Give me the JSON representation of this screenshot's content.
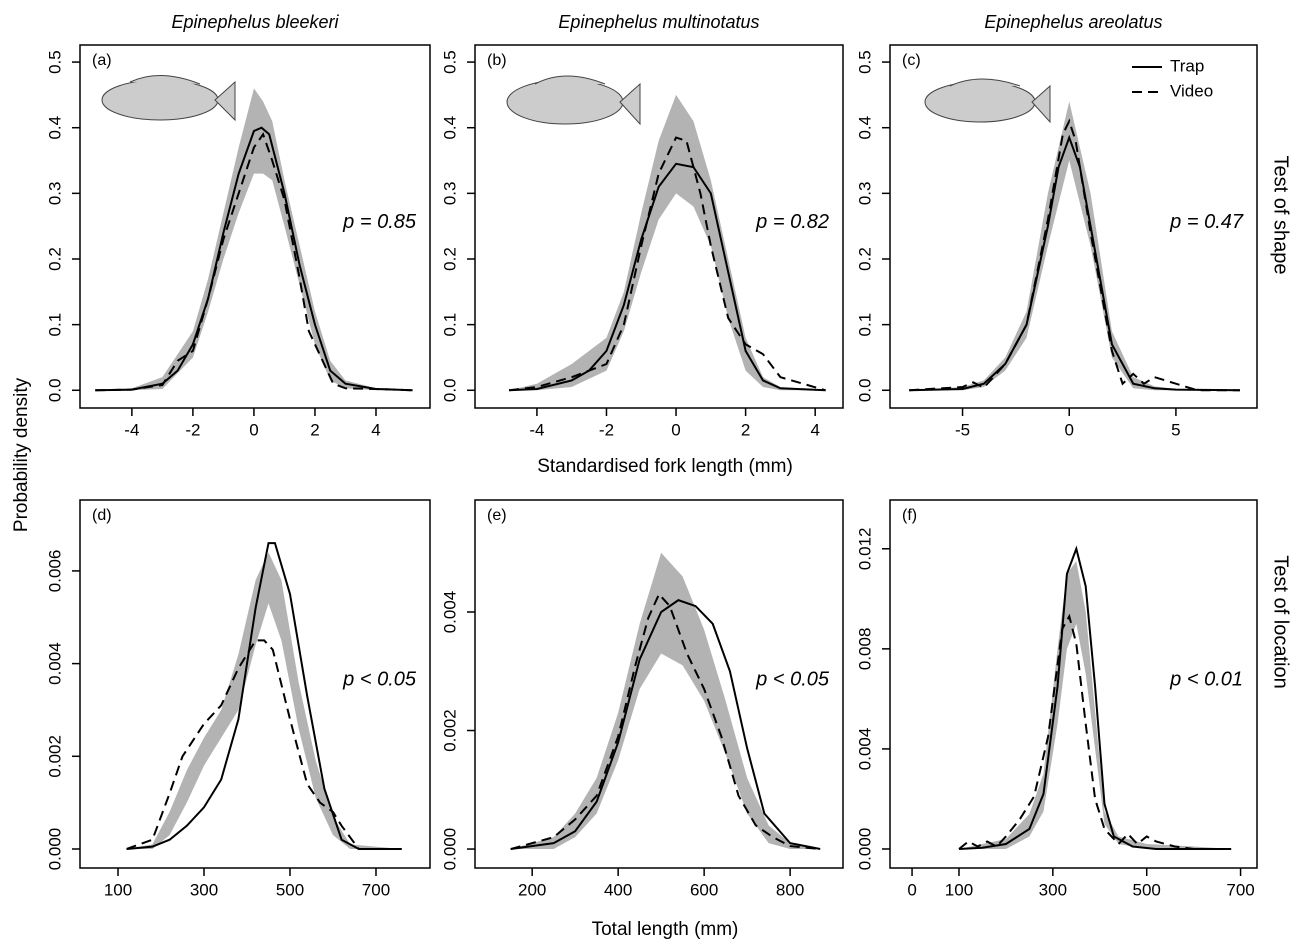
{
  "shared": {
    "ylabel": "Probability density",
    "xlabel_shape": "Standardised fork length (mm)",
    "xlabel_location": "Total length (mm)",
    "row_labels": [
      "Test of shape",
      "Test of location"
    ]
  },
  "chart_data": [
    {
      "type": "line",
      "title": "Epinephelus bleekeri",
      "panel": "(a)",
      "annotation": "p = 0.85",
      "xlim": [
        -5.7,
        5.77
      ],
      "ylim": [
        -0.027,
        0.526
      ],
      "xticks": [
        -4,
        -2,
        0,
        2,
        4
      ],
      "yticks": [
        {
          "value": 0,
          "label": "0.0"
        },
        0.1,
        0.2,
        0.3,
        0.4,
        0.5
      ],
      "band": {
        "color": "#b3b3b3",
        "x": [
          -5.2,
          -4,
          -3,
          -2,
          -1.5,
          -1,
          -0.5,
          0,
          0.3,
          0.6,
          1,
          1.5,
          2,
          2.5,
          3,
          4,
          5.2
        ],
        "lower": [
          0,
          0,
          0.002,
          0.05,
          0.12,
          0.2,
          0.27,
          0.33,
          0.33,
          0.32,
          0.25,
          0.16,
          0.07,
          0.015,
          0.003,
          0,
          0
        ],
        "upper": [
          0,
          0.003,
          0.02,
          0.09,
          0.17,
          0.27,
          0.37,
          0.46,
          0.44,
          0.41,
          0.32,
          0.22,
          0.12,
          0.045,
          0.015,
          0.003,
          0
        ]
      },
      "series": [
        {
          "name": "Trap",
          "color": "#000000",
          "dash": false,
          "x": [
            -5.2,
            -4,
            -3,
            -2.5,
            -2,
            -1.5,
            -1,
            -0.5,
            0,
            0.25,
            0.5,
            1,
            1.5,
            2,
            2.5,
            3,
            4,
            5.2
          ],
          "values": [
            0,
            0.001,
            0.01,
            0.03,
            0.07,
            0.14,
            0.24,
            0.33,
            0.395,
            0.4,
            0.39,
            0.3,
            0.19,
            0.1,
            0.03,
            0.01,
            0.002,
            0
          ]
        },
        {
          "name": "Video",
          "color": "#000000",
          "dash": true,
          "x": [
            -5.2,
            -4,
            -3,
            -2.5,
            -2,
            -1.5,
            -1,
            -0.5,
            0,
            0.3,
            0.6,
            1,
            1.5,
            1.8,
            2.2,
            2.6,
            3,
            4,
            5.2
          ],
          "values": [
            0,
            0.001,
            0.008,
            0.045,
            0.06,
            0.14,
            0.23,
            0.3,
            0.37,
            0.39,
            0.35,
            0.29,
            0.17,
            0.09,
            0.05,
            0.01,
            0.003,
            0.002,
            0
          ]
        }
      ]
    },
    {
      "type": "line",
      "title": "Epinephelus multinotatus",
      "panel": "(b)",
      "annotation": "p = 0.82",
      "xlim": [
        -5.78,
        4.8
      ],
      "ylim": [
        -0.027,
        0.526
      ],
      "xticks": [
        -4,
        -2,
        0,
        2,
        4
      ],
      "yticks": [
        {
          "value": 0,
          "label": "0.0"
        },
        0.1,
        0.2,
        0.3,
        0.4,
        0.5
      ],
      "band": {
        "color": "#b3b3b3",
        "x": [
          -4.8,
          -4,
          -3,
          -2,
          -1.5,
          -1,
          -0.5,
          0,
          0.5,
          1,
          1.5,
          2,
          2.5,
          3,
          4.3
        ],
        "lower": [
          0,
          0,
          0.005,
          0.03,
          0.09,
          0.18,
          0.26,
          0.3,
          0.28,
          0.22,
          0.11,
          0.03,
          0.005,
          0,
          0
        ],
        "upper": [
          0,
          0.01,
          0.04,
          0.08,
          0.15,
          0.27,
          0.38,
          0.45,
          0.41,
          0.32,
          0.2,
          0.08,
          0.02,
          0.005,
          0
        ]
      },
      "series": [
        {
          "name": "Trap",
          "color": "#000000",
          "dash": false,
          "x": [
            -4.8,
            -4,
            -3,
            -2.5,
            -2,
            -1.5,
            -1,
            -0.5,
            0,
            0.5,
            1,
            1.5,
            2,
            2.5,
            3,
            4.3
          ],
          "values": [
            0,
            0.002,
            0.015,
            0.03,
            0.06,
            0.13,
            0.23,
            0.31,
            0.345,
            0.34,
            0.3,
            0.18,
            0.06,
            0.015,
            0.003,
            0
          ]
        },
        {
          "name": "Video",
          "color": "#000000",
          "dash": true,
          "x": [
            -4.8,
            -4,
            -3,
            -2,
            -1.5,
            -1,
            -0.5,
            0,
            0.3,
            0.7,
            1,
            1.5,
            2,
            2.5,
            3,
            4.3
          ],
          "values": [
            0,
            0.005,
            0.02,
            0.04,
            0.1,
            0.22,
            0.33,
            0.385,
            0.38,
            0.3,
            0.22,
            0.11,
            0.07,
            0.055,
            0.02,
            0
          ]
        }
      ]
    },
    {
      "type": "line",
      "title": "Epinephelus areolatus",
      "panel": "(c)",
      "annotation": "p = 0.47",
      "legend": "upper right",
      "xlim": [
        -8.4,
        8.8
      ],
      "ylim": [
        -0.027,
        0.526
      ],
      "xticks": [
        -5,
        0,
        5
      ],
      "yticks": [
        {
          "value": 0,
          "label": "0.0"
        },
        0.1,
        0.2,
        0.3,
        0.4,
        0.5
      ],
      "band": {
        "color": "#b3b3b3",
        "x": [
          -7.5,
          -5,
          -4,
          -3,
          -2,
          -1,
          0,
          1,
          2,
          3,
          4,
          5,
          8
        ],
        "lower": [
          0,
          0,
          0.005,
          0.03,
          0.08,
          0.22,
          0.35,
          0.22,
          0.05,
          0.003,
          0,
          0,
          0
        ],
        "upper": [
          0,
          0.005,
          0.015,
          0.05,
          0.12,
          0.3,
          0.44,
          0.3,
          0.09,
          0.02,
          0.006,
          0.002,
          0
        ]
      },
      "series": [
        {
          "name": "Trap",
          "color": "#000000",
          "dash": false,
          "x": [
            -7.5,
            -5,
            -4,
            -3,
            -2,
            -1,
            -0.5,
            0,
            0.5,
            1,
            2,
            3,
            4,
            5,
            8
          ],
          "values": [
            0,
            0.002,
            0.01,
            0.04,
            0.1,
            0.25,
            0.34,
            0.385,
            0.34,
            0.25,
            0.07,
            0.01,
            0.003,
            0.001,
            0
          ]
        },
        {
          "name": "Video",
          "color": "#000000",
          "dash": true,
          "x": [
            -7.5,
            -5,
            -4.5,
            -4,
            -3,
            -2,
            -1,
            -0.3,
            0,
            0.3,
            1,
            2,
            2.5,
            3,
            3.5,
            4,
            5,
            6,
            8
          ],
          "values": [
            0,
            0.005,
            0.012,
            0.004,
            0.04,
            0.1,
            0.26,
            0.39,
            0.41,
            0.38,
            0.24,
            0.06,
            0.01,
            0.025,
            0.01,
            0.02,
            0.01,
            0,
            0
          ]
        }
      ]
    },
    {
      "type": "line",
      "panel": "(d)",
      "annotation": "p < 0.05",
      "xlim": [
        11.6,
        825.6
      ],
      "ylim": [
        -0.00041,
        0.00753
      ],
      "xticks": [
        100,
        300,
        500,
        700
      ],
      "yticks": [
        {
          "value": 0,
          "label": "0.000"
        },
        0.002,
        0.004,
        0.006
      ],
      "band": {
        "color": "#b3b3b3",
        "x": [
          120,
          180,
          220,
          260,
          300,
          340,
          380,
          420,
          450,
          480,
          520,
          560,
          600,
          640,
          760
        ],
        "lower": [
          0,
          0,
          0.0003,
          0.001,
          0.0018,
          0.0024,
          0.003,
          0.0044,
          0.0053,
          0.0045,
          0.0026,
          0.0011,
          0.0003,
          0,
          0
        ],
        "upper": [
          0,
          0.0001,
          0.0008,
          0.0017,
          0.0024,
          0.003,
          0.0042,
          0.0058,
          0.0064,
          0.0058,
          0.0036,
          0.0019,
          0.0007,
          0.0001,
          0
        ]
      },
      "series": [
        {
          "name": "Trap",
          "color": "#000000",
          "dash": false,
          "x": [
            120,
            180,
            220,
            260,
            300,
            340,
            380,
            420,
            450,
            465,
            500,
            540,
            580,
            620,
            660,
            760
          ],
          "values": [
            0,
            5e-05,
            0.0002,
            0.0005,
            0.0009,
            0.0015,
            0.0028,
            0.0052,
            0.0066,
            0.0066,
            0.0055,
            0.0033,
            0.0013,
            0.0002,
            0,
            0
          ]
        },
        {
          "name": "Video",
          "color": "#000000",
          "dash": true,
          "x": [
            120,
            180,
            220,
            250,
            300,
            340,
            380,
            420,
            440,
            460,
            500,
            540,
            570,
            600,
            620,
            660,
            760
          ],
          "values": [
            0,
            0.0002,
            0.0012,
            0.002,
            0.0027,
            0.0031,
            0.0039,
            0.0045,
            0.0045,
            0.0043,
            0.0028,
            0.0014,
            0.001,
            0.0008,
            0.0005,
            0,
            0
          ]
        }
      ]
    },
    {
      "type": "line",
      "panel": "(e)",
      "annotation": "p < 0.05",
      "xlim": [
        67,
        923
      ],
      "ylim": [
        -0.00032,
        0.00589
      ],
      "xticks": [
        200,
        400,
        600,
        800
      ],
      "yticks": [
        {
          "value": 0,
          "label": "0.000"
        },
        0.002,
        0.004
      ],
      "band": {
        "color": "#b3b3b3",
        "x": [
          150,
          250,
          300,
          350,
          400,
          450,
          500,
          550,
          600,
          650,
          700,
          750,
          800,
          870
        ],
        "lower": [
          0,
          0,
          0.0002,
          0.0006,
          0.0015,
          0.0027,
          0.0033,
          0.0031,
          0.0025,
          0.0016,
          0.0006,
          0.0001,
          0,
          0
        ],
        "upper": [
          0,
          0.0002,
          0.0006,
          0.0012,
          0.0023,
          0.0038,
          0.005,
          0.0046,
          0.0037,
          0.0025,
          0.0012,
          0.0004,
          0.0001,
          0
        ]
      },
      "series": [
        {
          "name": "Trap",
          "color": "#000000",
          "dash": false,
          "x": [
            150,
            250,
            300,
            350,
            400,
            450,
            500,
            540,
            580,
            620,
            660,
            700,
            740,
            800,
            870
          ],
          "values": [
            0,
            0.0001,
            0.0003,
            0.0008,
            0.0018,
            0.0032,
            0.004,
            0.0042,
            0.0041,
            0.0038,
            0.003,
            0.0017,
            0.0006,
            0.0001,
            0
          ]
        },
        {
          "name": "Video",
          "color": "#000000",
          "dash": true,
          "x": [
            150,
            250,
            300,
            350,
            400,
            440,
            470,
            495,
            520,
            560,
            600,
            640,
            680,
            720,
            760,
            800,
            870
          ],
          "values": [
            0,
            0.0002,
            0.0005,
            0.0009,
            0.0019,
            0.0031,
            0.0039,
            0.0043,
            0.0041,
            0.0033,
            0.0027,
            0.0019,
            0.0009,
            0.0004,
            0.0002,
            5e-05,
            0
          ]
        }
      ]
    },
    {
      "type": "line",
      "panel": "(f)",
      "annotation": "p < 0.01",
      "xlim": [
        -47,
        735
      ],
      "ylim": [
        -0.00076,
        0.01395
      ],
      "xticks": [
        0,
        100,
        300,
        500,
        700
      ],
      "yticks": [
        {
          "value": 0,
          "label": "0.000"
        },
        0.004,
        0.008,
        0.012
      ],
      "band": {
        "color": "#b3b3b3",
        "x": [
          100,
          200,
          250,
          280,
          310,
          330,
          350,
          370,
          390,
          410,
          440,
          500,
          600,
          680
        ],
        "lower": [
          0,
          0,
          0.0005,
          0.0015,
          0.005,
          0.008,
          0.009,
          0.007,
          0.004,
          0.001,
          0.0002,
          0,
          0,
          0
        ],
        "upper": [
          0,
          0.0004,
          0.0014,
          0.003,
          0.008,
          0.011,
          0.0115,
          0.0095,
          0.0055,
          0.0015,
          0.0005,
          0.0002,
          0.0001,
          0
        ]
      },
      "series": [
        {
          "name": "Trap",
          "color": "#000000",
          "dash": false,
          "x": [
            100,
            150,
            200,
            250,
            280,
            310,
            330,
            350,
            370,
            390,
            410,
            430,
            470,
            520,
            580,
            680
          ],
          "values": [
            0,
            5e-05,
            0.0002,
            0.0008,
            0.0022,
            0.0065,
            0.011,
            0.012,
            0.0105,
            0.0065,
            0.0018,
            0.0005,
            0.0001,
            0,
            0,
            0
          ]
        },
        {
          "name": "Video",
          "color": "#000000",
          "dash": true,
          "x": [
            100,
            120,
            140,
            160,
            180,
            200,
            230,
            260,
            290,
            320,
            335,
            350,
            370,
            390,
            410,
            440,
            460,
            480,
            500,
            520,
            560,
            600,
            680
          ],
          "values": [
            0,
            0.0003,
            0.0001,
            0.0003,
            0.0001,
            0.0005,
            0.0012,
            0.0021,
            0.0045,
            0.0088,
            0.0093,
            0.0082,
            0.005,
            0.002,
            0.0008,
            0.0002,
            0.0006,
            0.0002,
            0.0005,
            0.0003,
            0.0001,
            0,
            0
          ]
        }
      ]
    }
  ]
}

▶ [Description of the task]: Extract every line above that contains the word "panel".

▶ [Exercise response]:
      "panel": "(a)",
      "panel": "(b)",
      "panel": "(c)",
      "panel": "(d)",
      "panel": "(e)",
      "panel": "(f)",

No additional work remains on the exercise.